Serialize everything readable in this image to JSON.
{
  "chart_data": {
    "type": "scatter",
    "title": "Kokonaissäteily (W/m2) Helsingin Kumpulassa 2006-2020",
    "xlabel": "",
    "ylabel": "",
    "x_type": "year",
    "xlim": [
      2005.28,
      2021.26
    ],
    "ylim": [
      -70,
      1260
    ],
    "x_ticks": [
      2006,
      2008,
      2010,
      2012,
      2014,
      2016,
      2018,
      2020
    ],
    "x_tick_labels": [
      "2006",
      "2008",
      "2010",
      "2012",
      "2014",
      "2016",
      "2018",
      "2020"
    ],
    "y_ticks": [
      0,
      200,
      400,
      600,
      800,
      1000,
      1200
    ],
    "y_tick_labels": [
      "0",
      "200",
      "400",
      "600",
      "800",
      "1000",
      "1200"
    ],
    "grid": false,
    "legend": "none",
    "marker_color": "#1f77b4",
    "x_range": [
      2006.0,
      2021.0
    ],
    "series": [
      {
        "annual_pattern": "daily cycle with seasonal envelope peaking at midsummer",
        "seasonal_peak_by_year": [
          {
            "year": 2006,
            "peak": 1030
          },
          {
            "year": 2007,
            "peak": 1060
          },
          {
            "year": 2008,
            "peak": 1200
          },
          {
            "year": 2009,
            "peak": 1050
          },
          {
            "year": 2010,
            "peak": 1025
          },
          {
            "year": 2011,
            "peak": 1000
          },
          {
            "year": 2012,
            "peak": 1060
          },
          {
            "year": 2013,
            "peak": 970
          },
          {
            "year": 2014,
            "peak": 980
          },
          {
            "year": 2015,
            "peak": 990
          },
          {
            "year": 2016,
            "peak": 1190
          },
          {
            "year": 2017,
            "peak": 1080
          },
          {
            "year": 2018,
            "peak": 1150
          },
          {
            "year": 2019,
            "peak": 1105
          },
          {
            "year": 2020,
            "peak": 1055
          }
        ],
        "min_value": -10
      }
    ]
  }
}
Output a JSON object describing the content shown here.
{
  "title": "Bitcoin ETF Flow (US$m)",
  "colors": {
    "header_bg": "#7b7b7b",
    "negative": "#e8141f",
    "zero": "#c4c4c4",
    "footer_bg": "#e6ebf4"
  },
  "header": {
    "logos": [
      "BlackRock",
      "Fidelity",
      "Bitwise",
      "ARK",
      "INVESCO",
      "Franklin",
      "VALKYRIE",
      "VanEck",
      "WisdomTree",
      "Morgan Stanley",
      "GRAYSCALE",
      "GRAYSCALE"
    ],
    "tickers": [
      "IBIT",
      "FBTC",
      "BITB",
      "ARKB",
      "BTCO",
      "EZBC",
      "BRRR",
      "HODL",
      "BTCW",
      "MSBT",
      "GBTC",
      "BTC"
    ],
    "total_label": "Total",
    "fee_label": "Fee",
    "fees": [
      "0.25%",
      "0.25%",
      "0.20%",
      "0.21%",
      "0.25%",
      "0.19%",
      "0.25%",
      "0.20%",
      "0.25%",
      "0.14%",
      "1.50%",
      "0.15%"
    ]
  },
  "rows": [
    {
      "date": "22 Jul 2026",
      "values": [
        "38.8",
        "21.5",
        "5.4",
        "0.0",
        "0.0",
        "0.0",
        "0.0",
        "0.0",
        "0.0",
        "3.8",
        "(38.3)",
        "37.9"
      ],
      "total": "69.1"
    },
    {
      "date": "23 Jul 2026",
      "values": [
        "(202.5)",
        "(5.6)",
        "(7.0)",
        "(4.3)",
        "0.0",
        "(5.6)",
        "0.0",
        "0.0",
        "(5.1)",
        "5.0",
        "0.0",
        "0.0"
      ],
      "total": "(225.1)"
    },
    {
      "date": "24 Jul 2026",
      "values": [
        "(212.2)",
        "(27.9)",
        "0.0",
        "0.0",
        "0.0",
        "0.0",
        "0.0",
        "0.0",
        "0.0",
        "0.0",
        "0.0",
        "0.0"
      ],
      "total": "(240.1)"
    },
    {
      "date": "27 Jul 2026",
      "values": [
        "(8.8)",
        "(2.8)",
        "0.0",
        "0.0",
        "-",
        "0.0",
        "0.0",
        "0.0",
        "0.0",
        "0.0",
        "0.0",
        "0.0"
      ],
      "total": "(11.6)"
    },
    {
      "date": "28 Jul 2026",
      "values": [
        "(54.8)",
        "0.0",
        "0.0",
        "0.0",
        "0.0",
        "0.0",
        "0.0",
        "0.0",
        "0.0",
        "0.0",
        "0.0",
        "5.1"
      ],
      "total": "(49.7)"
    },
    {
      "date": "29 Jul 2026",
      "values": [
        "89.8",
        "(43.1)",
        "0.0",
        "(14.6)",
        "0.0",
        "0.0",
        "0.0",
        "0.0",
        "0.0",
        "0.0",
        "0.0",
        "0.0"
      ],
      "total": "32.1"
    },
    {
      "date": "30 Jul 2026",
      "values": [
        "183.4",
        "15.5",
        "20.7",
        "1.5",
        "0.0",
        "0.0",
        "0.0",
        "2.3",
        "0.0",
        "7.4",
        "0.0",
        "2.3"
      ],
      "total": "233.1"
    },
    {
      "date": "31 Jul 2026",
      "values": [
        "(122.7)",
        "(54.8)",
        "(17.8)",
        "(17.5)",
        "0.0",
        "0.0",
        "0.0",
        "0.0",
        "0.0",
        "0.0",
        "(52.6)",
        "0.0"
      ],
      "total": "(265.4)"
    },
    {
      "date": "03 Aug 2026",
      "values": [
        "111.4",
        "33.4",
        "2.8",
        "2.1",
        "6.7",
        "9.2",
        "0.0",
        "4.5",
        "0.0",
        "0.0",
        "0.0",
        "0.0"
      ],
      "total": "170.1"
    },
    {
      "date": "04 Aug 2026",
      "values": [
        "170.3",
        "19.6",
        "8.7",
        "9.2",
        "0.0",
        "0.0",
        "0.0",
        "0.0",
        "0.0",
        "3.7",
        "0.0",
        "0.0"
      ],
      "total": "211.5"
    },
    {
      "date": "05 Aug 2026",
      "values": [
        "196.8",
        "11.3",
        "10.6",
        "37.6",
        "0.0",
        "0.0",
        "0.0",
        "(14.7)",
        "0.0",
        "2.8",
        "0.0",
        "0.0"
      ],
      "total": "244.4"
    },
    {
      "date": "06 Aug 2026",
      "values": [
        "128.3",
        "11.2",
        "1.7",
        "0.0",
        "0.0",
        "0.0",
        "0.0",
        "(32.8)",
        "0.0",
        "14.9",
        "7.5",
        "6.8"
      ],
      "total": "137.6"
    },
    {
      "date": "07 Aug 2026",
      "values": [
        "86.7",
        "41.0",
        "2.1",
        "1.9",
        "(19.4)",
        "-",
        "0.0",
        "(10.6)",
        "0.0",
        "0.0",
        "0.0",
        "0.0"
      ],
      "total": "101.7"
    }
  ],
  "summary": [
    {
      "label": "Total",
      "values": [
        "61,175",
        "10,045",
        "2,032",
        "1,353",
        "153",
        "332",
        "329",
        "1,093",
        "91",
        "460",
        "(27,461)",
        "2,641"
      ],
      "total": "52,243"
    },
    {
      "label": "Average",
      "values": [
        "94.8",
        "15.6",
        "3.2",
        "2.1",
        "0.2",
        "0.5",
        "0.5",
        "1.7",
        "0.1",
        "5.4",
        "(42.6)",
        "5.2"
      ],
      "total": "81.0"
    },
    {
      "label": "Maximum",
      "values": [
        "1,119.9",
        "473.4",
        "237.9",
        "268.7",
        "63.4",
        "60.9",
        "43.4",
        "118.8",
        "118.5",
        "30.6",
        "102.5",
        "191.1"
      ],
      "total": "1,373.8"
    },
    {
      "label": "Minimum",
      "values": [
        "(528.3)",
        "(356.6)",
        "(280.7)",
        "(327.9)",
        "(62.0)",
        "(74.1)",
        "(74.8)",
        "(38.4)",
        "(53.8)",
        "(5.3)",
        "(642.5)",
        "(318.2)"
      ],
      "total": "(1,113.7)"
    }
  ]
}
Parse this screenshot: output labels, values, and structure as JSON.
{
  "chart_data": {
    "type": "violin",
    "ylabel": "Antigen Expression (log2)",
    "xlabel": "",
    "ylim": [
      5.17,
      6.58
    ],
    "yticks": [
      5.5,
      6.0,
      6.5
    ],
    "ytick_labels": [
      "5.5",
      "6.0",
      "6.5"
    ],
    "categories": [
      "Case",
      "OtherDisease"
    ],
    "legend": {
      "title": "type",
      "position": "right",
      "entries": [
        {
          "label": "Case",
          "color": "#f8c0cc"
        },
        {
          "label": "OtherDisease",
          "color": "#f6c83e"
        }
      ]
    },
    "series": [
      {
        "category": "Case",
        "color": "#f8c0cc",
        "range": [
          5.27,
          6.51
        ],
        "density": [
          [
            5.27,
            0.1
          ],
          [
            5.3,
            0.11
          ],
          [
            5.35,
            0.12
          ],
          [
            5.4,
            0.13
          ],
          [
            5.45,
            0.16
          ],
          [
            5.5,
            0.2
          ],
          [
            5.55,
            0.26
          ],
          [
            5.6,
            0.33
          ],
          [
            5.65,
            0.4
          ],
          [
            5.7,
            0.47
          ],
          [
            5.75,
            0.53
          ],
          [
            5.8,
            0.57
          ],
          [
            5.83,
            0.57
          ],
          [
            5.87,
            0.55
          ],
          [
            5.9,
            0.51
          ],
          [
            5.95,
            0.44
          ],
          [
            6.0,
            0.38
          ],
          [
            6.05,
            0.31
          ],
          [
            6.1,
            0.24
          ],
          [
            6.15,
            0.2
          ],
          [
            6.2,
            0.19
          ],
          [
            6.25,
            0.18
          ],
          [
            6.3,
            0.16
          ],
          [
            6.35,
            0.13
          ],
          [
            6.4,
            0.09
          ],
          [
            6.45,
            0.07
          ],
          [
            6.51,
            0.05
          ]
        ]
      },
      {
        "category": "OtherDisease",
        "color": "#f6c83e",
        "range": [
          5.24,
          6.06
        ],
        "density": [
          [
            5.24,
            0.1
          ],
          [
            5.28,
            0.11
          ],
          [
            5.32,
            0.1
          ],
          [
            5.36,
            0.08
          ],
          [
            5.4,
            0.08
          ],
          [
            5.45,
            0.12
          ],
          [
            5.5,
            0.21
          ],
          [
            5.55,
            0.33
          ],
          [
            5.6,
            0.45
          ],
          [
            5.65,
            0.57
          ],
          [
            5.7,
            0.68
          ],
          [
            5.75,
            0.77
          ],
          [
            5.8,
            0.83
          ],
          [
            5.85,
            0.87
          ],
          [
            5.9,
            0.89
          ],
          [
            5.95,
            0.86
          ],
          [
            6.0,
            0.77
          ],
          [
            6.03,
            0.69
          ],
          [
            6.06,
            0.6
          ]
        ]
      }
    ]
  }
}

> **What you will do**:
Return each line with "title".

> **Solved exercise**:
    "title": "Kokonaissäteily (W/m2) Helsingin Kumpulassa 2006-2020",
  "title": "Bitcoin ETF Flow (US$m)",
      "title": "type",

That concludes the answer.